Look through the records below, count the lines with the word "name", and reply with only the number.

—————

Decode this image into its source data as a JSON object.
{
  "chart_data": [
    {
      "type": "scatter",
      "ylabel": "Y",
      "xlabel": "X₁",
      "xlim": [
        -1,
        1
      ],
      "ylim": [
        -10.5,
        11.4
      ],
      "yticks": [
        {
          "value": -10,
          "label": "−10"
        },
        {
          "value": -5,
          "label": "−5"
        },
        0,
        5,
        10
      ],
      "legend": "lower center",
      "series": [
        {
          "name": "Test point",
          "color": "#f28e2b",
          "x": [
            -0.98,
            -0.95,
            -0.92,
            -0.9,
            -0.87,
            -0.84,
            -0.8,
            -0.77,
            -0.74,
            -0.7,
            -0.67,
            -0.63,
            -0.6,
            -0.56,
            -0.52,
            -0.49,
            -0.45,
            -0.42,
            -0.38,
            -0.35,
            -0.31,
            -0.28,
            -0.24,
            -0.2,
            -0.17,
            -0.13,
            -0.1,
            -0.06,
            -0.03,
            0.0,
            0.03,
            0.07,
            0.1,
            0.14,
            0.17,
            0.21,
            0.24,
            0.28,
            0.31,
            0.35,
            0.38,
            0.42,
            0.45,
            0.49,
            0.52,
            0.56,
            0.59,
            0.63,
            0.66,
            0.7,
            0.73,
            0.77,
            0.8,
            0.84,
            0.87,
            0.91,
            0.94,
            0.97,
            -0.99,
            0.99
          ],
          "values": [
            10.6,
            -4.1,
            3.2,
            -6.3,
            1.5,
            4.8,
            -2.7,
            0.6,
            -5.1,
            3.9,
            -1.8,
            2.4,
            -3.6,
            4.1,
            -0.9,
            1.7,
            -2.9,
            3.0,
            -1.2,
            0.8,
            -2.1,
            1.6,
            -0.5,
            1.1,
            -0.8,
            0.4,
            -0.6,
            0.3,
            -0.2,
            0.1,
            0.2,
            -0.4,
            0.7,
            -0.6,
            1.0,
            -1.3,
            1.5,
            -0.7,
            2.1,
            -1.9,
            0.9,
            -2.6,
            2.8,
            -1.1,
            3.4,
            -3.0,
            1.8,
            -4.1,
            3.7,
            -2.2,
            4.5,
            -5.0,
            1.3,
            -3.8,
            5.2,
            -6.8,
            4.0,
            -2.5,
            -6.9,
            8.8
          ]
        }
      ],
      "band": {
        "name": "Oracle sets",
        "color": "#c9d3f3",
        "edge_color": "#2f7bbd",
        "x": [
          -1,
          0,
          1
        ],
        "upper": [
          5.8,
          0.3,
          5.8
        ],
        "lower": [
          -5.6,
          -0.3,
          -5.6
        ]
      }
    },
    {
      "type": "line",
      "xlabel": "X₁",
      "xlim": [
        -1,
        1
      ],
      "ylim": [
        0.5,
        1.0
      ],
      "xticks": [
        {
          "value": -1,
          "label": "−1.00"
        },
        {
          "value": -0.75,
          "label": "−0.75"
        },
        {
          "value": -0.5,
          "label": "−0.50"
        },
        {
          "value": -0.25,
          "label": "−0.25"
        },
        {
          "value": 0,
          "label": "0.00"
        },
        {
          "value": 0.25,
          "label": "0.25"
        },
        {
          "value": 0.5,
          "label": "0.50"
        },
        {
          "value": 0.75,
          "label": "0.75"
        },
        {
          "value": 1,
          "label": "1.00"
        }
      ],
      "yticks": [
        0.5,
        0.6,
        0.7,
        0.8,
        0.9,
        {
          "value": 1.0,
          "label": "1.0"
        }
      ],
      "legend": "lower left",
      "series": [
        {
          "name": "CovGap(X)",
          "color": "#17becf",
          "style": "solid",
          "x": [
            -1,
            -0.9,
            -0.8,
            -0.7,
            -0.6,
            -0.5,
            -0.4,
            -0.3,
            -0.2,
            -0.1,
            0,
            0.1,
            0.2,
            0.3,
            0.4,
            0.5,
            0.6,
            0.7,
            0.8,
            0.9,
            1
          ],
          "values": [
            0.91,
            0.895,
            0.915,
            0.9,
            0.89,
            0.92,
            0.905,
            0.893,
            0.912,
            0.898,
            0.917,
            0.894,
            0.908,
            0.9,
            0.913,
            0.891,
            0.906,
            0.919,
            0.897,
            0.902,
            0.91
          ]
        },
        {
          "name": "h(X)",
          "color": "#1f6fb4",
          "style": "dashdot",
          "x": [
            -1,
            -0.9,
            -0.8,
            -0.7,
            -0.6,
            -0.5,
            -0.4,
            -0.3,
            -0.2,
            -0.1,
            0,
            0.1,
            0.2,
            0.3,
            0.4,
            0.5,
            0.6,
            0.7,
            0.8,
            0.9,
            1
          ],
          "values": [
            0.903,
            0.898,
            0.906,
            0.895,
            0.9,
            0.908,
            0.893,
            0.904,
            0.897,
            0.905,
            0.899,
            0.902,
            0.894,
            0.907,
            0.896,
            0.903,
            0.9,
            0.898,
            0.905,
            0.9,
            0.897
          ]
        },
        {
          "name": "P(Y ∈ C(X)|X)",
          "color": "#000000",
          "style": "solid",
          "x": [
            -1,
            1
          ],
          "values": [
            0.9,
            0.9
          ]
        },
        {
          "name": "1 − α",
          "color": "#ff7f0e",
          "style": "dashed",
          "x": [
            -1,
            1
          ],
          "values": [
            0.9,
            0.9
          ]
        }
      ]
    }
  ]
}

—————

Response to this task -
6